--- Dataset extract ---
+---+
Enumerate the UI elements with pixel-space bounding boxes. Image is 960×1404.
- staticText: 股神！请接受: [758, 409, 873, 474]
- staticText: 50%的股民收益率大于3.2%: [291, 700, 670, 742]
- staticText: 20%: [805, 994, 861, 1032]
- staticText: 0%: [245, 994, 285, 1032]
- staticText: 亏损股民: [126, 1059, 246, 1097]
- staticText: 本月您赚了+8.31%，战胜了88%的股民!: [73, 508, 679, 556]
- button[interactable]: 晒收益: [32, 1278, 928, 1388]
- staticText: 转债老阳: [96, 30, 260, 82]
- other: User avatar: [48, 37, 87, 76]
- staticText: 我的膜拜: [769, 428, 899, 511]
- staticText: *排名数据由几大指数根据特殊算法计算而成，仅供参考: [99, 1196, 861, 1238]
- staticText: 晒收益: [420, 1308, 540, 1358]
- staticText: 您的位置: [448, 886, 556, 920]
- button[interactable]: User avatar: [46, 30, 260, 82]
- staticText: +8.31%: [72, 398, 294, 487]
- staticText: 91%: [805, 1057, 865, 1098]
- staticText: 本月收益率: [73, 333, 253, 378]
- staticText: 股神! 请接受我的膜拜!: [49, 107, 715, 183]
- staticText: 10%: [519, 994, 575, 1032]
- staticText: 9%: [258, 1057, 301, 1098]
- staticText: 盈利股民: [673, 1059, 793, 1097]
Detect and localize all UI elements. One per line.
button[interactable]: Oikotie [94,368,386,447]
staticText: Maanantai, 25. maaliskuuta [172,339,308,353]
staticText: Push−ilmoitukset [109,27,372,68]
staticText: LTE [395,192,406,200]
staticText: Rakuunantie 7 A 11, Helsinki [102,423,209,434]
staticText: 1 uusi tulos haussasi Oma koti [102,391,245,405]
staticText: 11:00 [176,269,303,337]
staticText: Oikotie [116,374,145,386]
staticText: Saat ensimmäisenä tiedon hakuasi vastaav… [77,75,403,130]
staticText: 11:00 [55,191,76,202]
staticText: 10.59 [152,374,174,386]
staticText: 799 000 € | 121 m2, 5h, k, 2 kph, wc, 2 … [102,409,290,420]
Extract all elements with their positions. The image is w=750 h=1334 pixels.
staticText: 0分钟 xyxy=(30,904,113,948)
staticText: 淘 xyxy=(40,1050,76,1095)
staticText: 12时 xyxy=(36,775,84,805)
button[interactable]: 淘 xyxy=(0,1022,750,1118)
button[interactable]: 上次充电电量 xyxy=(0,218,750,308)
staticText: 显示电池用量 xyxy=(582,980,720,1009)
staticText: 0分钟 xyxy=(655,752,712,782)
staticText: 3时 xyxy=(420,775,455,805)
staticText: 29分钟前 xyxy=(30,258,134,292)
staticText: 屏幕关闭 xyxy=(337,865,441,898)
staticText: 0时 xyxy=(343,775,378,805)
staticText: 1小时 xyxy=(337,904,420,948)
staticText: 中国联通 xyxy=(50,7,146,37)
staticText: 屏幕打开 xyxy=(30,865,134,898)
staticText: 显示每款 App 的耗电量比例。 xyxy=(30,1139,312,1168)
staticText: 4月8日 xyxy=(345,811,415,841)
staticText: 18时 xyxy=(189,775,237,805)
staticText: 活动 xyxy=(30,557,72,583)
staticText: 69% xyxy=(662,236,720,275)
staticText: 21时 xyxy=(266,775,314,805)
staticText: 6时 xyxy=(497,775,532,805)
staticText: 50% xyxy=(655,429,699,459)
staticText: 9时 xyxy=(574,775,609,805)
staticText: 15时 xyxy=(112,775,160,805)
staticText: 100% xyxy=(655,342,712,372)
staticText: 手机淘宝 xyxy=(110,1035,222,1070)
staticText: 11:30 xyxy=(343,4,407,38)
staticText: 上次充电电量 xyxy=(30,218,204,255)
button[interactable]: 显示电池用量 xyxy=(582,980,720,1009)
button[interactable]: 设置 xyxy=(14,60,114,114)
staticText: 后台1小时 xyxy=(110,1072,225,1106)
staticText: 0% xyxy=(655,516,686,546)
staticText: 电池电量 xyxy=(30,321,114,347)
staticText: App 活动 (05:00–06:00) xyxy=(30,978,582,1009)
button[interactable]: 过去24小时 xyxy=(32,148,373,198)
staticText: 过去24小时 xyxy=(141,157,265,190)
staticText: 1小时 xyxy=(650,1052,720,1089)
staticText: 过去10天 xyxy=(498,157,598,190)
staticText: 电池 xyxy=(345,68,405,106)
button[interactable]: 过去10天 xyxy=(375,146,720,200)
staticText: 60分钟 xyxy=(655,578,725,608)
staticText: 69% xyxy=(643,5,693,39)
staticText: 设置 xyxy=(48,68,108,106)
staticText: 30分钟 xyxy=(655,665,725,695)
+---+
Can you format the records as a JSON list of strings, starting at their first line and stopping after the line that contains "staticText: 29分钟前 xyxy=(30,258,134,292)", with both of those lines included? Each line should be its own string, and any blank lines should be left out.

--- Solution ---
[
  "Enumerate the UI elements with pixel-space bounding boxes. Image is 960×1404.",
  "- staticText: 股神！请接受: [758, 409, 873, 474]",
  "- staticText: 50%的股民收益率大于3.2%: [291, 700, 670, 742]",
  "- staticText: 20%: [805, 994, 861, 1032]",
  "- staticText: 0%: [245, 994, 285, 1032]",
  "- staticText: 亏损股民: [126, 1059, 246, 1097]",
  "- staticText: 本月您赚了+8.31%，战胜了88%的股民!: [73, 508, 679, 556]",
  "- button[interactable]: 晒收益: [32, 1278, 928, 1388]",
  "- staticText: 转债老阳: [96, 30, 260, 82]",
  "- other: User avatar: [48, 37, 87, 76]",
  "- staticText: 我的膜拜: [769, 428, 899, 511]",
  "- staticText: *排名数据由几大指数根据特殊算法计算而成，仅供参考: [99, 1196, 861, 1238]",
  "- staticText: 晒收益: [420, 1308, 540, 1358]",
  "- staticText: 您的位置: [448, 886, 556, 920]",
  "- button[interactable]: User avatar: [46, 30, 260, 82]",
  "- staticText: +8.31%: [72, 398, 294, 487]",
  "- staticText: 91%: [805, 1057, 865, 1098]",
  "- staticText: 本月收益率: [73, 333, 253, 378]",
  "- staticText: 股神! 请接受我的膜拜!: [49, 107, 715, 183]",
  "- staticText: 10%: [519, 994, 575, 1032]",
  "- staticText: 9%: [258, 1057, 301, 1098]",
  "- staticText: 盈利股民: [673, 1059, 793, 1097]",
  "Detect and localize all UI elements. One per line.",
  "button[interactable]: Oikotie [94,368,386,447]",
  "staticText: Maanantai, 25. maaliskuuta [172,339,308,353]",
  "staticText: Push−ilmoitukset [109,27,372,68]",
  "staticText: LTE [395,192,406,200]",
  "staticText: Rakuunantie 7 A 11, Helsinki [102,423,209,434]",
  "staticText: 1 uusi tulos haussasi Oma koti [102,391,245,405]",
  "staticText: 11:00 [176,269,303,337]",
  "staticText: Oikotie [116,374,145,386]",
  "staticText: Saat ensimmäisenä tiedon hakuasi vastaav… [77,75,403,130]",
  "staticText: 11:00 [55,191,76,202]",
  "staticText: 10.59 [152,374,174,386]",
  "staticText: 799 000 € | 121 m2, 5h, k, 2 kph, wc, 2 … [102,409,290,420]",
  "Extract all elements with their positions. The image is w=750 h=1334 pixels.",
  "staticText: 0分钟 xyxy=(30,904,113,948)",
  "staticText: 淘 xyxy=(40,1050,76,1095)",
  "staticText: 12时 xyxy=(36,775,84,805)",
  "button[interactable]: 淘 xyxy=(0,1022,750,1118)",
  "button[interactable]: 上次充电电量 xyxy=(0,218,750,308)",
  "staticText: 显示电池用量 xyxy=(582,980,720,1009)",
  "staticText: 0分钟 xyxy=(655,752,712,782)",
  "staticText: 3时 xyxy=(420,775,455,805)",
  "staticText: 29分钟前 xyxy=(30,258,134,292)"
]